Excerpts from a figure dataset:
···

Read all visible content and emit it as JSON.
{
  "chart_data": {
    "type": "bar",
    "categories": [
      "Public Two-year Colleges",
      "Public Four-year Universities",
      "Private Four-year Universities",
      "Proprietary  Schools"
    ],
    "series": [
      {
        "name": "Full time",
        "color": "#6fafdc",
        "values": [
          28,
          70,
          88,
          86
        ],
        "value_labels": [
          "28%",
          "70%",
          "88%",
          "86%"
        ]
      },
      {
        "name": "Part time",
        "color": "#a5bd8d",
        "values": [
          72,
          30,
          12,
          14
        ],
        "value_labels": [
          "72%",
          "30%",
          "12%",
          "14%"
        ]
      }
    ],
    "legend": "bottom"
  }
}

···

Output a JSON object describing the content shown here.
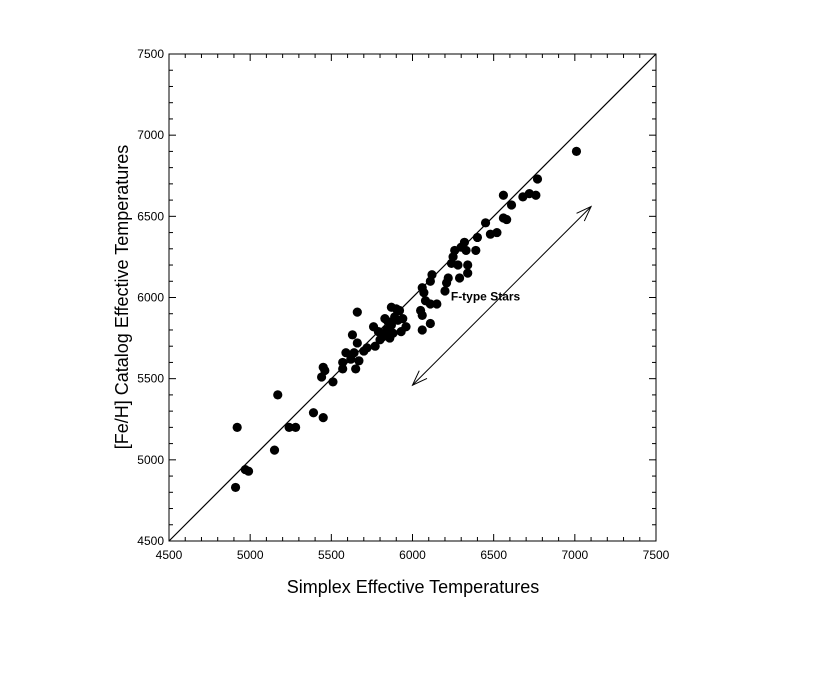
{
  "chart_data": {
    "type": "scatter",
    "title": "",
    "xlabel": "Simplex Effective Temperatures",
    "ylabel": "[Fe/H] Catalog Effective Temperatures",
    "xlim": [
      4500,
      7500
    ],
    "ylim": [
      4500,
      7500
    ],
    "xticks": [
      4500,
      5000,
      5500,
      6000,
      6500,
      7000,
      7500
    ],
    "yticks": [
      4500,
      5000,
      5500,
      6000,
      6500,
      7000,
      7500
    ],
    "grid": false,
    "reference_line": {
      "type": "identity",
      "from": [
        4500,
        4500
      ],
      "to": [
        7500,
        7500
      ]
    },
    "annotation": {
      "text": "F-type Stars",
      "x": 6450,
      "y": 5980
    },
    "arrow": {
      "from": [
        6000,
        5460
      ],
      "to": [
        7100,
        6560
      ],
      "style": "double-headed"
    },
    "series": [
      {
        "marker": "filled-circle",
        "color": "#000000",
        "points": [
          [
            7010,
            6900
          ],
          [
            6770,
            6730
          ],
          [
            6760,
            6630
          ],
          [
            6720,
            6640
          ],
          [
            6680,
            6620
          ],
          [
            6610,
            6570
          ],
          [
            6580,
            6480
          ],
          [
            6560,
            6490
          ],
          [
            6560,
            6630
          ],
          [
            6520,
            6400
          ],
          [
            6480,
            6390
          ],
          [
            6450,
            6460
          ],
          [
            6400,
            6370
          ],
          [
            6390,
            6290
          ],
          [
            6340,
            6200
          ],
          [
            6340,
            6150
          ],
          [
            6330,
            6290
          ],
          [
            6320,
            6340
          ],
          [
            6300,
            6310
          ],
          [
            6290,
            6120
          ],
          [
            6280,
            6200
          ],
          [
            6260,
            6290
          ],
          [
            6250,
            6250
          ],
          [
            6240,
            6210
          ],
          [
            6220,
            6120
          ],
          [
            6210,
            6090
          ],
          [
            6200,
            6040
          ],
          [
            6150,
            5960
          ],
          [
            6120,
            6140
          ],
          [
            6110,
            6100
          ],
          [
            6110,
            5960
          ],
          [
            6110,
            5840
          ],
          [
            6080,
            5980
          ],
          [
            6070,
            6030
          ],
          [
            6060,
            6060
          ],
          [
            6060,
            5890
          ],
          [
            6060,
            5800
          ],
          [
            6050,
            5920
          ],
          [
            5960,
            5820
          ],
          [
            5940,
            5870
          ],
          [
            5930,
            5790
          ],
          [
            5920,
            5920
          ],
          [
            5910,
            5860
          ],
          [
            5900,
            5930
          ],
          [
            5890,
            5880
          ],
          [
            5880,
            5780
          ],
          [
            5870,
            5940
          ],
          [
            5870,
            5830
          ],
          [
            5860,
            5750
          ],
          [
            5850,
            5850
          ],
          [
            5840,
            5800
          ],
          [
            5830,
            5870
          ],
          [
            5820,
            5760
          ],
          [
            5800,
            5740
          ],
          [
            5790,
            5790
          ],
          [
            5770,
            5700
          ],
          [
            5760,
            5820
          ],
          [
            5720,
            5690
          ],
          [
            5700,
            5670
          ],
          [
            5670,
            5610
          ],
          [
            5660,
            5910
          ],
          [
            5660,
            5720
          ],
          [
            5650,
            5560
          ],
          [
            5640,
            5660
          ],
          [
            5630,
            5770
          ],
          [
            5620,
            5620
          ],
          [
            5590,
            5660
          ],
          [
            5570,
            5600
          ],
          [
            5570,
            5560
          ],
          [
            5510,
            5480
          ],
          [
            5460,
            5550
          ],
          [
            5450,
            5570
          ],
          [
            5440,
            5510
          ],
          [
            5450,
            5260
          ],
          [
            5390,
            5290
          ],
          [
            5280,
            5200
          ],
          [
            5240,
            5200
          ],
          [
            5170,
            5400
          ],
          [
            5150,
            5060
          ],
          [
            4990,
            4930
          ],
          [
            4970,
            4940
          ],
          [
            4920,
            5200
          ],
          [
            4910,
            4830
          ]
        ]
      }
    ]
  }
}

···

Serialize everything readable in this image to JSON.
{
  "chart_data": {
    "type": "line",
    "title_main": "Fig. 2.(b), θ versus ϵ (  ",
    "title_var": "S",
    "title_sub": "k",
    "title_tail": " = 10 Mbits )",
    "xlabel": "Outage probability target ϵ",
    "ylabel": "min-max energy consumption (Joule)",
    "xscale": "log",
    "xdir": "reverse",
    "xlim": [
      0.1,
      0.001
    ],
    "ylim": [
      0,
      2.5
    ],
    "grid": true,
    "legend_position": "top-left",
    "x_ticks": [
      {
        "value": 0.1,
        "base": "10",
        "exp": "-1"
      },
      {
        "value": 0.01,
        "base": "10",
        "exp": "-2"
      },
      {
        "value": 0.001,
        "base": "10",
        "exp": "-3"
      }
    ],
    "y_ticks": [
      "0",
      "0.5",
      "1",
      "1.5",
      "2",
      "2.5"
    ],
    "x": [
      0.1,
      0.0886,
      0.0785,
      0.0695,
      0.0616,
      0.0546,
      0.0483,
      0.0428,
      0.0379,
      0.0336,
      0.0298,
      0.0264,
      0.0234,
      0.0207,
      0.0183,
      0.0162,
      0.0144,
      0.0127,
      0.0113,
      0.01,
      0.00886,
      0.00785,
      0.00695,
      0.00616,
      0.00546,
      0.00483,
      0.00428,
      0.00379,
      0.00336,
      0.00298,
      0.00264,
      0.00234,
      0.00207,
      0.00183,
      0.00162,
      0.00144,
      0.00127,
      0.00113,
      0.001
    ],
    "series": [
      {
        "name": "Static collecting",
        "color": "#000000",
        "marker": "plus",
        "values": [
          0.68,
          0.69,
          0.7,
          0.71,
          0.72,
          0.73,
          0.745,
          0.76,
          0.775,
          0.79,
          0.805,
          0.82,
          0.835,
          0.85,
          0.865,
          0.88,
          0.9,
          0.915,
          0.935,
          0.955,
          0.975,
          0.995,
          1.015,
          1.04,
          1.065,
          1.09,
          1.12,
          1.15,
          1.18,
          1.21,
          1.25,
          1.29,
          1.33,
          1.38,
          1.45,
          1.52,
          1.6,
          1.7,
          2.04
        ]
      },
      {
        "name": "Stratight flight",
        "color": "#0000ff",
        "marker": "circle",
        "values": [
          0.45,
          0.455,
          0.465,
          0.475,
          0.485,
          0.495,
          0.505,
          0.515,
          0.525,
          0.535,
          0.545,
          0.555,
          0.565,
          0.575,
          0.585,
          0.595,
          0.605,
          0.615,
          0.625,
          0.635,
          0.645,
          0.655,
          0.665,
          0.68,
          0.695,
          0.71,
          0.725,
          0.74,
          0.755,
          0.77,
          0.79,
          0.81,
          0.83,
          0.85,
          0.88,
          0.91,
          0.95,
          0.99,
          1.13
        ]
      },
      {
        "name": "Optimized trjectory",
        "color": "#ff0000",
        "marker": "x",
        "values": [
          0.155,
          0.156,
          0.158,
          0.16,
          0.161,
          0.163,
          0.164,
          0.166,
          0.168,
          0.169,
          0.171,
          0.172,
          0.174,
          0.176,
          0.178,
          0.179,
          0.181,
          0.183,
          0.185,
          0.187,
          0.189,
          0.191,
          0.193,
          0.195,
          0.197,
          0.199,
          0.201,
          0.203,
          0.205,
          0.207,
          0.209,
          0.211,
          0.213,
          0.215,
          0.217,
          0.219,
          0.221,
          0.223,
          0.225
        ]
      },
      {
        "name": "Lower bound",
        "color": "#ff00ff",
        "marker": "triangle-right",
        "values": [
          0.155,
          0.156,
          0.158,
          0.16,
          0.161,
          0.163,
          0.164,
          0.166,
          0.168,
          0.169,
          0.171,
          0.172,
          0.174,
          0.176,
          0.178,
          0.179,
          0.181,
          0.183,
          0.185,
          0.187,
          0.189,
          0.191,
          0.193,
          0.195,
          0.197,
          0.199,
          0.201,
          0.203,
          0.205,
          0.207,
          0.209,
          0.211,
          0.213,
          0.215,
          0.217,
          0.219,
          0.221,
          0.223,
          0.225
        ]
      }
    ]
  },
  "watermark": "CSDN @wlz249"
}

···

| Your task |
Show every line of the records above that contains the word "Public".

| Finished task |
      "Public Two-year Colleges",
      "Public Four-year Universities",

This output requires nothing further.